##### EXTRACTED MATERIAL
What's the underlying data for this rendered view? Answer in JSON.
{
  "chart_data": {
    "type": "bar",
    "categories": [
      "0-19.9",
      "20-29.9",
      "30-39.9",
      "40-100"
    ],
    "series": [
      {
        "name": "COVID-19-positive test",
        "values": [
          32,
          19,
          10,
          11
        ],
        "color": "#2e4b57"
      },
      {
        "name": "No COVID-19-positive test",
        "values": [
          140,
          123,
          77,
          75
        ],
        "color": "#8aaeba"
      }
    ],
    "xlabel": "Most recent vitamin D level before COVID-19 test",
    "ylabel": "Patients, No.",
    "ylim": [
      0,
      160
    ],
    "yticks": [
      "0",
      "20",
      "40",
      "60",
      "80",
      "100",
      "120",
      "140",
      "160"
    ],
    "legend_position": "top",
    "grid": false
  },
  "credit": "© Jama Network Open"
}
##########
** EXERCISE **
The entries above are to be retyped exactly, with nothing left out.

** ANSWER AREA **
What's the underlying data for this rendered view? Answer in JSON.
{
  "chart_data": {
    "type": "bar",
    "categories": [
      "0-19.9",
      "20-29.9",
      "30-39.9",
      "40-100"
    ],
    "series": [
      {
        "name": "COVID-19-positive test",
        "values": [
          32,
          19,
          10,
          11
        ],
        "color": "#2e4b57"
      },
      {
        "name": "No COVID-19-positive test",
        "values": [
          140,
          123,
          77,
          75
        ],
        "color": "#8aaeba"
      }
    ],
    "xlabel": "Most recent vitamin D level before COVID-19 test",
    "ylabel": "Patients, No.",
    "ylim": [
      0,
      160
    ],
    "yticks": [
      "0",
      "20",
      "40",
      "60",
      "80",
      "100",
      "120",
      "140",
      "160"
    ],
    "legend_position": "top",
    "grid": false
  },
  "credit": "© Jama Network Open"
}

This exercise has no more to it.